(Quoted text):
______

# how does one properly flush engine oil?



## turbonium89 (Aug 1, 2008)

just did a minor rebuild on a 2002 1.8t and new oil is already dirty with 10miles. i had flushed the system by pouring 8 quarts through with the drain plug open, then did hundreds of hours cleaning the block, rebuilt the head, new oil pump and pick up tube, new mann oil filter, new timing belt and water pump, new timing chain tensioner, and new synthetic oil. whats gonna be the next best way to clean the engine sine the rebuild is complete and obviously theres still a lot of old. . i want to say sludged oil in the system.


----------



## Dennis M (Jan 26, 2012)

turbonium89 said:


> just did a minor rebuild on a 2002 1.8t and new oil is already dirty with 10miles. i had flushed the system by pouring 8 quarts through with the drain plug open, then did hundreds of hours cleaning the block, rebuilt the head, new oil pump and pick up tube, new mann oil filter, new timing belt and water pump, new timing chain tensioner, and new synthetic oil. whats gonna be the next best way to clean the engine sine the rebuild is complete and obviously theres still a lot of old. . i want to say sludged oil in the system.


I probably would have done one or two short intervals (50-100 miles) on cheap conventional oil before using synthetic. Another option is an engine flush like Amsoil. http://www.amsoil.com/shop/by-produ...nd-protectants/engine-and-transmission-flush/


----------



## turbonium89 (Aug 1, 2008)

also should state that i have new turbo and oil lines, plus entirely new pcv set up. reason i haven't gone on long trek yet is because i have low enough oil pressure to keep the timing chain tensioner from properly adjust and the oil is really dark


----------



## BsickPassat (May 10, 2010)

www.autorx.com

and follow its flush instructions.

PAO-based (Group IV) oil isn't recommended with AutoRX


----------



## TooSlick (Feb 17, 2000)

I'd just do a few short (~ 1000 mile) runs with an inexpensive oil. I'd probably use a 15w-40, commercial engine oil (CJ-4/SM or SN) for this. These oils are formulated for use in turbocharged engines and even though they aren't explicitly tested to VW 502.00 specifications, they'll be fine for this type of very short use.

TS


----------



## turbonium89 (Aug 1, 2008)

thanks guys


----------



## Tripicana (Dec 17, 2004)

______

(Problems and tasks):
[A] In the thread on flushing engine oil, how many miles does Dennis M suggest for each short interval on cheap conventional oil?
[B] List every username that appears as a post header in the thread on flushing engine oil.
[C] Rewrite the thread on flushing engine oil from "## BsickPassat (May" to "(Feb 17, 2000)", putting "cleaning steps" in place of "flush instructions".

______

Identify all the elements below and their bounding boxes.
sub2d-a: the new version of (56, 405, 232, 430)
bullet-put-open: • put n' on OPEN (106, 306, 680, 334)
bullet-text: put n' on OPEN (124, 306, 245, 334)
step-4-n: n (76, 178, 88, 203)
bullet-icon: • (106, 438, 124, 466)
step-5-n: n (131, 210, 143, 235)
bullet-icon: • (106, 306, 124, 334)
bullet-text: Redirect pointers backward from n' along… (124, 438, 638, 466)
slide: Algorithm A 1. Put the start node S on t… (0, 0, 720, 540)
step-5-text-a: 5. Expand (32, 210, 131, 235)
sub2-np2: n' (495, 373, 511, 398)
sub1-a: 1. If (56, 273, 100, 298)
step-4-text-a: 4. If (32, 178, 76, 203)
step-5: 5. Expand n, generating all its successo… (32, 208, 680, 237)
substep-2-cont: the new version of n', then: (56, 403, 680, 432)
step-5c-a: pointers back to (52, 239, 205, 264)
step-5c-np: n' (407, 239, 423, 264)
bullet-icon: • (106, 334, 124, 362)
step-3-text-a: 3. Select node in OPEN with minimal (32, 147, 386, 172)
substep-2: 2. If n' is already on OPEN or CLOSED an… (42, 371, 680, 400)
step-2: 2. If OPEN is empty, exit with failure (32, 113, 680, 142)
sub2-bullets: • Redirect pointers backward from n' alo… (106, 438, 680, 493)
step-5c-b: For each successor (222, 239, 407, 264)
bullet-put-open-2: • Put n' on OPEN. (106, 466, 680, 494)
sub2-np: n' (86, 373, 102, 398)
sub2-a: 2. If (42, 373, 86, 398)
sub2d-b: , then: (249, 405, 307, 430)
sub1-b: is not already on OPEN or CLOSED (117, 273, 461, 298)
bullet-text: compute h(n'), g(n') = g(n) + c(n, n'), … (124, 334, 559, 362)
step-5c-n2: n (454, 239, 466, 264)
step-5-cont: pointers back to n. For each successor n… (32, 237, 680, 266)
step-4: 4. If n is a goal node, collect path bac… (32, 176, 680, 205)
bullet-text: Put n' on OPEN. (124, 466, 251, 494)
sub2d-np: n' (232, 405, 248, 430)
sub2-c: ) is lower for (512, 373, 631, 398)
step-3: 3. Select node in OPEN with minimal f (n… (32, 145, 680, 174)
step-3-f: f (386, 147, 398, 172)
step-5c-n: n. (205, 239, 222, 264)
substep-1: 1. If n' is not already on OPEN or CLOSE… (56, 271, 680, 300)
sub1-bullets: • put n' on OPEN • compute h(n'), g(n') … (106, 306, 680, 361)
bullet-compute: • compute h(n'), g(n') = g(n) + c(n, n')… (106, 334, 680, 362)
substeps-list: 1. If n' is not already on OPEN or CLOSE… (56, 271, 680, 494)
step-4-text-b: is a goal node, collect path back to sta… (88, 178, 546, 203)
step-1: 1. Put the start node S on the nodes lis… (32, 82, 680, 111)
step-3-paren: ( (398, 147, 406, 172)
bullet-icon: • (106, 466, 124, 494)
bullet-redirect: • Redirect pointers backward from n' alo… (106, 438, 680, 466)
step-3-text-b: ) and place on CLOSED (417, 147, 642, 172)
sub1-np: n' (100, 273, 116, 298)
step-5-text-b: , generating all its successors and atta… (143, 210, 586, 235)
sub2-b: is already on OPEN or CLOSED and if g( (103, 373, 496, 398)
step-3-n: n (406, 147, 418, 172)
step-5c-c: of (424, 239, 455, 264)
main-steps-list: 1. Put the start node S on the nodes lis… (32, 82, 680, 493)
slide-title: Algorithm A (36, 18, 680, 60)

______

(Responses per task):
[A] 50-100 miles.

[B] turbonium89, Dennis M, BsickPassat, TooSlick, Tripicana

[C]
## BsickPassat (May 10, 2010)

www.autorx.com

and follow its cleaning steps.

PAO-based (Group IV) oil isn't recommended with AutoRX


----------



## TooSlick (Feb 17, 2000)